---- LISTED ENTRIES
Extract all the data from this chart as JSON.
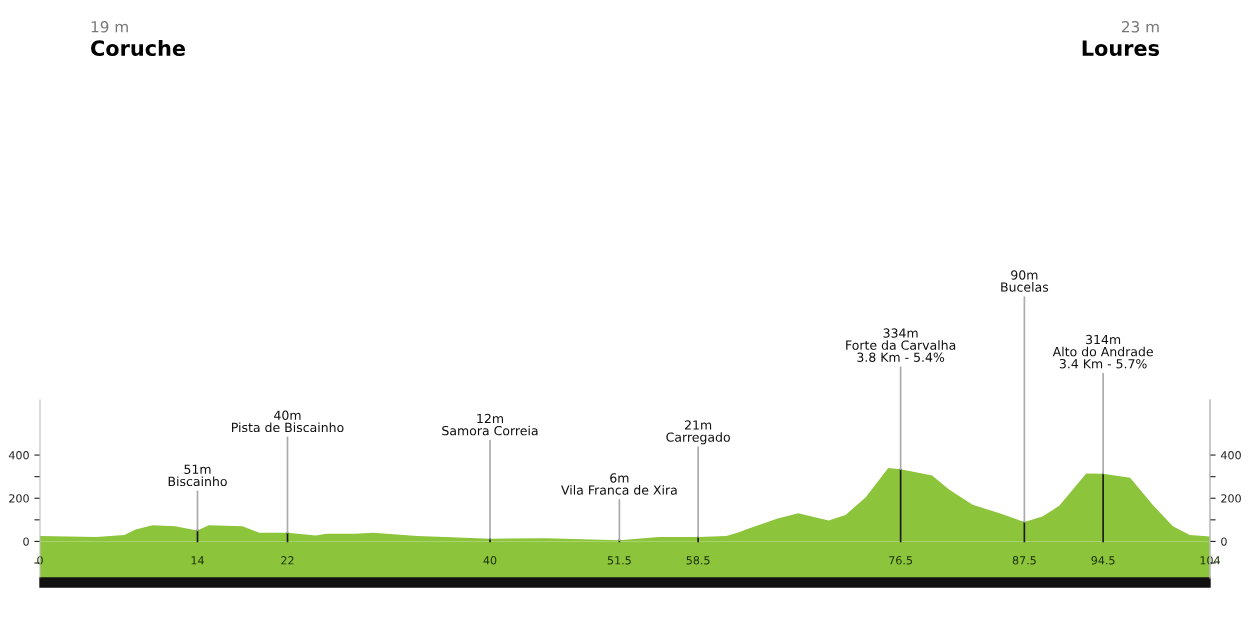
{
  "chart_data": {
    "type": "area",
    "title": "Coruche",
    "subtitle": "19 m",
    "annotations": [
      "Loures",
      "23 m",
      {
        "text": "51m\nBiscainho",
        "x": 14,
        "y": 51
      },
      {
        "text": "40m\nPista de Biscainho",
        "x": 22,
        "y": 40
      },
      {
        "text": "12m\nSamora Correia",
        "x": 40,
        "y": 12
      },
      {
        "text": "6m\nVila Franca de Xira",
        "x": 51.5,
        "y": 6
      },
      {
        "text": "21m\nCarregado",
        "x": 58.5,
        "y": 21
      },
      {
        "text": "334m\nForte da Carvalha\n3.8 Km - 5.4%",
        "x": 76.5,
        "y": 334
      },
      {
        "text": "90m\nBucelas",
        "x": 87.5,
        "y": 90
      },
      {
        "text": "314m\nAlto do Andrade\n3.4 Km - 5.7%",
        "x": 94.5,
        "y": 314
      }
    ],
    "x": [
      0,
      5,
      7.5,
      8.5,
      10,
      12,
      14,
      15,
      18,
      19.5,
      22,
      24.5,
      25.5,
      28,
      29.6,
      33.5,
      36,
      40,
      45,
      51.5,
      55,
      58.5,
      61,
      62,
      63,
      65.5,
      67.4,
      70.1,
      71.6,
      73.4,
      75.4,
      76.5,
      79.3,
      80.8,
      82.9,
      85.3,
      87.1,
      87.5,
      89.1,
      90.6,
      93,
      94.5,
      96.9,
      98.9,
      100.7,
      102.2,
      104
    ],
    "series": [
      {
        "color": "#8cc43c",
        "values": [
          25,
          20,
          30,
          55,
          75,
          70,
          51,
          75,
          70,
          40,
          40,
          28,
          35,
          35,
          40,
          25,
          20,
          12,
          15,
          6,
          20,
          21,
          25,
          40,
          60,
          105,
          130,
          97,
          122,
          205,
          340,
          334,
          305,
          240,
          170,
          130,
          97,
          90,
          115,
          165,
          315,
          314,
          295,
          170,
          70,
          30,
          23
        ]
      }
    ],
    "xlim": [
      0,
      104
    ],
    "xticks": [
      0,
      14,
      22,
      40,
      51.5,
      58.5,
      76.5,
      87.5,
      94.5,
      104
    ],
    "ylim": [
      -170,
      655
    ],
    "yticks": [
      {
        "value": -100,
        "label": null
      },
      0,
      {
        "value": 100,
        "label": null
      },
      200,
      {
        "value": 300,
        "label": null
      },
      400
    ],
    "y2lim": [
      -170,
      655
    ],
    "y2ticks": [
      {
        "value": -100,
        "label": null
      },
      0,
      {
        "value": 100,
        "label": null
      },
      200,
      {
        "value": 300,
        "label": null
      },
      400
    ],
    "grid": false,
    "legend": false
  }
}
--------
● EXERCISE AIM:
Output a faithful copy of the data, with each picture left out.

● TASK SOLUTION:
Extract all the data from this chart as JSON.
{
  "chart_data": {
    "type": "area",
    "title": "Coruche",
    "subtitle": "19 m",
    "annotations": [
      "Loures",
      "23 m",
      {
        "text": "51m\nBiscainho",
        "x": 14,
        "y": 51
      },
      {
        "text": "40m\nPista de Biscainho",
        "x": 22,
        "y": 40
      },
      {
        "text": "12m\nSamora Correia",
        "x": 40,
        "y": 12
      },
      {
        "text": "6m\nVila Franca de Xira",
        "x": 51.5,
        "y": 6
      },
      {
        "text": "21m\nCarregado",
        "x": 58.5,
        "y": 21
      },
      {
        "text": "334m\nForte da Carvalha\n3.8 Km - 5.4%",
        "x": 76.5,
        "y": 334
      },
      {
        "text": "90m\nBucelas",
        "x": 87.5,
        "y": 90
      },
      {
        "text": "314m\nAlto do Andrade\n3.4 Km - 5.7%",
        "x": 94.5,
        "y": 314
      }
    ],
    "x": [
      0,
      5,
      7.5,
      8.5,
      10,
      12,
      14,
      15,
      18,
      19.5,
      22,
      24.5,
      25.5,
      28,
      29.6,
      33.5,
      36,
      40,
      45,
      51.5,
      55,
      58.5,
      61,
      62,
      63,
      65.5,
      67.4,
      70.1,
      71.6,
      73.4,
      75.4,
      76.5,
      79.3,
      80.8,
      82.9,
      85.3,
      87.1,
      87.5,
      89.1,
      90.6,
      93,
      94.5,
      96.9,
      98.9,
      100.7,
      102.2,
      104
    ],
    "series": [
      {
        "color": "#8cc43c",
        "values": [
          25,
          20,
          30,
          55,
          75,
          70,
          51,
          75,
          70,
          40,
          40,
          28,
          35,
          35,
          40,
          25,
          20,
          12,
          15,
          6,
          20,
          21,
          25,
          40,
          60,
          105,
          130,
          97,
          122,
          205,
          340,
          334,
          305,
          240,
          170,
          130,
          97,
          90,
          115,
          165,
          315,
          314,
          295,
          170,
          70,
          30,
          23
        ]
      }
    ],
    "xlim": [
      0,
      104
    ],
    "xticks": [
      0,
      14,
      22,
      40,
      51.5,
      58.5,
      76.5,
      87.5,
      94.5,
      104
    ],
    "ylim": [
      -170,
      655
    ],
    "yticks": [
      {
        "value": -100,
        "label": null
      },
      0,
      {
        "value": 100,
        "label": null
      },
      200,
      {
        "value": 300,
        "label": null
      },
      400
    ],
    "y2lim": [
      -170,
      655
    ],
    "y2ticks": [
      {
        "value": -100,
        "label": null
      },
      0,
      {
        "value": 100,
        "label": null
      },
      200,
      {
        "value": 300,
        "label": null
      },
      400
    ],
    "grid": false,
    "legend": false
  }
}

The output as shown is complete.